Challenge |
Rewrite these lines, replacing every "interactable" with "clickable" and leaving everything else unchanged.

Listed entries |
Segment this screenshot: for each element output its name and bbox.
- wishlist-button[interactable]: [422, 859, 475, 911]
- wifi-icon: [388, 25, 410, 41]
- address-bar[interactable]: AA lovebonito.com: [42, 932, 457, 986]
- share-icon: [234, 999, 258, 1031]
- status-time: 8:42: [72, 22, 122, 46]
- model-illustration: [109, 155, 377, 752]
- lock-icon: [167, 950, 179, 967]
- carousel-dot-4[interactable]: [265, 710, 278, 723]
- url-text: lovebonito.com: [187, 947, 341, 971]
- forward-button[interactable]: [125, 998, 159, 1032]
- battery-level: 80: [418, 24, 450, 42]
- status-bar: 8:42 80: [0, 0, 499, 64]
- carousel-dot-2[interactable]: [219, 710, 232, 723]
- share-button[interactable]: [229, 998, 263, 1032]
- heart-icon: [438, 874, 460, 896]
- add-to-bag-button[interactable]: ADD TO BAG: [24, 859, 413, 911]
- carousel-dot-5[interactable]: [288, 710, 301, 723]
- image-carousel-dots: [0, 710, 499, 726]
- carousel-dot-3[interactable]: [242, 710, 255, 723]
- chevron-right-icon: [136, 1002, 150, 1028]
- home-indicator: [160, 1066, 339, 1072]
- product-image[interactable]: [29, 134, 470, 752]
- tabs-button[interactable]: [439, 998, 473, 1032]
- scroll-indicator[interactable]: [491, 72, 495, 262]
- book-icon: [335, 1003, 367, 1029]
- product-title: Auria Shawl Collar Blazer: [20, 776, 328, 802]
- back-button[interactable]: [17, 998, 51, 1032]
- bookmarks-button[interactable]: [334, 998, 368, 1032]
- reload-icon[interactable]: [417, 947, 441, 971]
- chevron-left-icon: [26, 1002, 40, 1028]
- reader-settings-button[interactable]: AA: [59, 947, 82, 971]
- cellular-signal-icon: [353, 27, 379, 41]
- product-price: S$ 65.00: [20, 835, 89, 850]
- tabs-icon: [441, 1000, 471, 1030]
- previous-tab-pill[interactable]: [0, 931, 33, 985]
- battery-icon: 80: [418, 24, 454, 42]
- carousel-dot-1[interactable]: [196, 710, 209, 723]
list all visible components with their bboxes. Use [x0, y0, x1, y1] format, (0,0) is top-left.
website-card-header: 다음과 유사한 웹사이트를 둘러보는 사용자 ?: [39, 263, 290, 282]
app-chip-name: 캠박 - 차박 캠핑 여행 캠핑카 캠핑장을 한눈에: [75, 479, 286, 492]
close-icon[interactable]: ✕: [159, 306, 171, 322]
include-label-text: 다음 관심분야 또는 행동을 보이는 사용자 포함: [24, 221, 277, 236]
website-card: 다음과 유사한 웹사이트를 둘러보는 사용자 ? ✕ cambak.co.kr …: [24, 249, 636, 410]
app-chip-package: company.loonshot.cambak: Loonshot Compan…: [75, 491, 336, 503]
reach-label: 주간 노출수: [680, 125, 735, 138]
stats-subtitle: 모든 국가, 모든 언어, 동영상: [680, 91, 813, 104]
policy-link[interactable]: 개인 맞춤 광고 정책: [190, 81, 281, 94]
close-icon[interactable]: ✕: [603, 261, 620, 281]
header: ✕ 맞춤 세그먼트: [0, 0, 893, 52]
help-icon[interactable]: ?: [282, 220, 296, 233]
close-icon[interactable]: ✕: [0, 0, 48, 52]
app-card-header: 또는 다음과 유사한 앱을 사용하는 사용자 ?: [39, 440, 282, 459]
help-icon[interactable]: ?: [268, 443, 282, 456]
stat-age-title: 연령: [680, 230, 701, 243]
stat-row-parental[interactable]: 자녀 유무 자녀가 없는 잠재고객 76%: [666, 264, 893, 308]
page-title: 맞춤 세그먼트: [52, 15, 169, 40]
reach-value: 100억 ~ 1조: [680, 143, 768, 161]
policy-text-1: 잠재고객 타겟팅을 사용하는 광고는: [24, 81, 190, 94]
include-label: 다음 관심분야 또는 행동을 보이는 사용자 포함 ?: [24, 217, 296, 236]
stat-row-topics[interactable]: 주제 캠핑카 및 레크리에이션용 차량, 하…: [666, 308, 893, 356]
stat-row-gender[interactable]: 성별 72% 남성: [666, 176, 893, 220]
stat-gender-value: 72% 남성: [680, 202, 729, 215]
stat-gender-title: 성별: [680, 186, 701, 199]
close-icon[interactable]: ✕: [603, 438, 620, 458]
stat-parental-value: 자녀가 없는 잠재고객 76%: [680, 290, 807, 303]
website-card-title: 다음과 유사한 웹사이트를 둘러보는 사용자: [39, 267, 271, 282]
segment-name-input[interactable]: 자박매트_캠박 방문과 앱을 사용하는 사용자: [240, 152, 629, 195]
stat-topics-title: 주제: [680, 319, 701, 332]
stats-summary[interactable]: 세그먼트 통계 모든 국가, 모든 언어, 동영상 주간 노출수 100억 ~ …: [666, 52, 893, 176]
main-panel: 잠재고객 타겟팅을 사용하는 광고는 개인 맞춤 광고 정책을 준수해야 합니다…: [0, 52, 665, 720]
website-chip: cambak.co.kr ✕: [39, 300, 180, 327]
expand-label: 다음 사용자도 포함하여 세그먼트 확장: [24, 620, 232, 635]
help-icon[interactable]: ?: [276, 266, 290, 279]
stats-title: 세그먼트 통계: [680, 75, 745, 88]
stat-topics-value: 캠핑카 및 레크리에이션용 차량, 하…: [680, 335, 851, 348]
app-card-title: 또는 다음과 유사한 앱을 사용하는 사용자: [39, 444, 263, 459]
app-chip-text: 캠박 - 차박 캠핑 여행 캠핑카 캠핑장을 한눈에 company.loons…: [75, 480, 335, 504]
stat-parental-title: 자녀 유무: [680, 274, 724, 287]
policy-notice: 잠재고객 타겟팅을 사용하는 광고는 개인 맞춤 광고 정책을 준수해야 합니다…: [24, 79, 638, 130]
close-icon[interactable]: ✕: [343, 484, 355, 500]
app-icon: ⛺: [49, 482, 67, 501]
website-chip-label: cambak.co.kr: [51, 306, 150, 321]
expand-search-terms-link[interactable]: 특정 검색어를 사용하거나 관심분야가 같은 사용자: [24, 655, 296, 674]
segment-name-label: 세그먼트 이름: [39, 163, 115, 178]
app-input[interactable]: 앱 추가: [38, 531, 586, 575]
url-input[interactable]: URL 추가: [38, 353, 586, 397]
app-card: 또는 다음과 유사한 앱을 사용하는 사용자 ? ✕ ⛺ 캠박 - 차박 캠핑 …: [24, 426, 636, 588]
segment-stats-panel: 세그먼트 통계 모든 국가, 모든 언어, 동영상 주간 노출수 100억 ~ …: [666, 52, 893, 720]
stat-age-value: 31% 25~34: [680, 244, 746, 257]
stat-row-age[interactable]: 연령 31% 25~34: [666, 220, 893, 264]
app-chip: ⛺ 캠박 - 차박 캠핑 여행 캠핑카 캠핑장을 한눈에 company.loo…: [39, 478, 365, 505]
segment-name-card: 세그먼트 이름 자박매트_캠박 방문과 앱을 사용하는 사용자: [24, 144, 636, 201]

Full output |
Segment this screenshot: for each element output its name and bbox.
- wishlist-button[clickable]: [422, 859, 475, 911]
- wifi-icon: [388, 25, 410, 41]
- address-bar[clickable]: AA lovebonito.com: [42, 932, 457, 986]
- share-icon: [234, 999, 258, 1031]
- status-time: 8:42: [72, 22, 122, 46]
- model-illustration: [109, 155, 377, 752]
- lock-icon: [167, 950, 179, 967]
- carousel-dot-4[clickable]: [265, 710, 278, 723]
- url-text: lovebonito.com: [187, 947, 341, 971]
- forward-button[clickable]: [125, 998, 159, 1032]
- battery-level: 80: [418, 24, 450, 42]
- status-bar: 8:42 80: [0, 0, 499, 64]
- carousel-dot-2[clickable]: [219, 710, 232, 723]
- share-button[clickable]: [229, 998, 263, 1032]
- heart-icon: [438, 874, 460, 896]
- add-to-bag-button[clickable]: ADD TO BAG: [24, 859, 413, 911]
- carousel-dot-5[clickable]: [288, 710, 301, 723]
- image-carousel-dots: [0, 710, 499, 726]
- carousel-dot-3[clickable]: [242, 710, 255, 723]
- chevron-right-icon: [136, 1002, 150, 1028]
- home-indicator: [160, 1066, 339, 1072]
- product-image[clickable]: [29, 134, 470, 752]
- tabs-button[clickable]: [439, 998, 473, 1032]
- scroll-indicator[clickable]: [491, 72, 495, 262]
- book-icon: [335, 1003, 367, 1029]
- product-title: Auria Shawl Collar Blazer: [20, 776, 328, 802]
- back-button[clickable]: [17, 998, 51, 1032]
- bookmarks-button[clickable]: [334, 998, 368, 1032]
- reload-icon[clickable]: [417, 947, 441, 971]
- chevron-left-icon: [26, 1002, 40, 1028]
- reader-settings-button[clickable]: AA: [59, 947, 82, 971]
- cellular-signal-icon: [353, 27, 379, 41]
- product-price: S$ 65.00: [20, 835, 89, 850]
- tabs-icon: [441, 1000, 471, 1030]
- previous-tab-pill[clickable]: [0, 931, 33, 985]
- battery-icon: 80: [418, 24, 454, 42]
- carousel-dot-1[clickable]: [196, 710, 209, 723]
list all visible components with their bboxes. Use [x0, y0, x1, y1] format, (0,0) is top-left.
website-card-header: 다음과 유사한 웹사이트를 둘러보는 사용자 ?: [39, 263, 290, 282]
app-chip-name: 캠박 - 차박 캠핑 여행 캠핑카 캠핑장을 한눈에: [75, 479, 286, 492]
close-icon[clickable]: ✕: [159, 306, 171, 322]
include-label-text: 다음 관심분야 또는 행동을 보이는 사용자 포함: [24, 221, 277, 236]
website-card: 다음과 유사한 웹사이트를 둘러보는 사용자 ? ✕ cambak.co.kr …: [24, 249, 636, 410]
app-chip-package: company.loonshot.cambak: Loonshot Compan…: [75, 491, 336, 503]
reach-label: 주간 노출수: [680, 125, 735, 138]
stats-subtitle: 모든 국가, 모든 언어, 동영상: [680, 91, 813, 104]
policy-link[clickable]: 개인 맞춤 광고 정책: [190, 81, 281, 94]
close-icon[clickable]: ✕: [603, 261, 620, 281]
header: ✕ 맞춤 세그먼트: [0, 0, 893, 52]
help-icon[clickable]: ?: [282, 220, 296, 233]
close-icon[clickable]: ✕: [0, 0, 48, 52]
app-card-header: 또는 다음과 유사한 앱을 사용하는 사용자 ?: [39, 440, 282, 459]
help-icon[clickable]: ?: [268, 443, 282, 456]
stat-age-title: 연령: [680, 230, 701, 243]
stat-row-parental[clickable]: 자녀 유무 자녀가 없는 잠재고객 76%: [666, 264, 893, 308]
page-title: 맞춤 세그먼트: [52, 15, 169, 40]
reach-value: 100억 ~ 1조: [680, 143, 768, 161]
policy-text-1: 잠재고객 타겟팅을 사용하는 광고는: [24, 81, 190, 94]
include-label: 다음 관심분야 또는 행동을 보이는 사용자 포함 ?: [24, 217, 296, 236]
stat-row-topics[clickable]: 주제 캠핑카 및 레크리에이션용 차량, 하…: [666, 308, 893, 356]
stat-row-gender[clickable]: 성별 72% 남성: [666, 176, 893, 220]
stat-gender-value: 72% 남성: [680, 202, 729, 215]
stat-gender-title: 성별: [680, 186, 701, 199]
close-icon[clickable]: ✕: [603, 438, 620, 458]
stat-parental-value: 자녀가 없는 잠재고객 76%: [680, 290, 807, 303]
website-card-title: 다음과 유사한 웹사이트를 둘러보는 사용자: [39, 267, 271, 282]
segment-name-input[clickable]: 자박매트_캠박 방문과 앱을 사용하는 사용자: [240, 152, 629, 195]
stat-topics-title: 주제: [680, 319, 701, 332]
stats-summary[clickable]: 세그먼트 통계 모든 국가, 모든 언어, 동영상 주간 노출수 100억 ~ …: [666, 52, 893, 176]
main-panel: 잠재고객 타겟팅을 사용하는 광고는 개인 맞춤 광고 정책을 준수해야 합니다…: [0, 52, 665, 720]
website-chip: cambak.co.kr ✕: [39, 300, 180, 327]
expand-label: 다음 사용자도 포함하여 세그먼트 확장: [24, 620, 232, 635]
help-icon[clickable]: ?: [276, 266, 290, 279]
stats-title: 세그먼트 통계: [680, 75, 745, 88]
stat-topics-value: 캠핑카 및 레크리에이션용 차량, 하…: [680, 335, 851, 348]
app-card-title: 또는 다음과 유사한 앱을 사용하는 사용자: [39, 444, 263, 459]
app-chip-text: 캠박 - 차박 캠핑 여행 캠핑카 캠핑장을 한눈에 company.loons…: [75, 480, 335, 504]
stat-parental-title: 자녀 유무: [680, 274, 724, 287]
policy-notice: 잠재고객 타겟팅을 사용하는 광고는 개인 맞춤 광고 정책을 준수해야 합니다…: [24, 79, 638, 130]
close-icon[clickable]: ✕: [343, 484, 355, 500]
app-icon: ⛺: [49, 482, 67, 501]
website-chip-label: cambak.co.kr: [51, 306, 150, 321]
expand-search-terms-link[clickable]: 특정 검색어를 사용하거나 관심분야가 같은 사용자: [24, 655, 296, 674]
segment-name-label: 세그먼트 이름: [39, 163, 115, 178]
app-input[clickable]: 앱 추가: [38, 531, 586, 575]
url-input[clickable]: URL 추가: [38, 353, 586, 397]
app-card: 또는 다음과 유사한 앱을 사용하는 사용자 ? ✕ ⛺ 캠박 - 차박 캠핑 …: [24, 426, 636, 588]
segment-stats-panel: 세그먼트 통계 모든 국가, 모든 언어, 동영상 주간 노출수 100억 ~ …: [666, 52, 893, 720]
stat-age-value: 31% 25~34: [680, 244, 746, 257]
stat-row-age[clickable]: 연령 31% 25~34: [666, 220, 893, 264]
app-chip: ⛺ 캠박 - 차박 캠핑 여행 캠핑카 캠핑장을 한눈에 company.loo…: [39, 478, 365, 505]
segment-name-card: 세그먼트 이름 자박매트_캠박 방문과 앱을 사용하는 사용자: [24, 144, 636, 201]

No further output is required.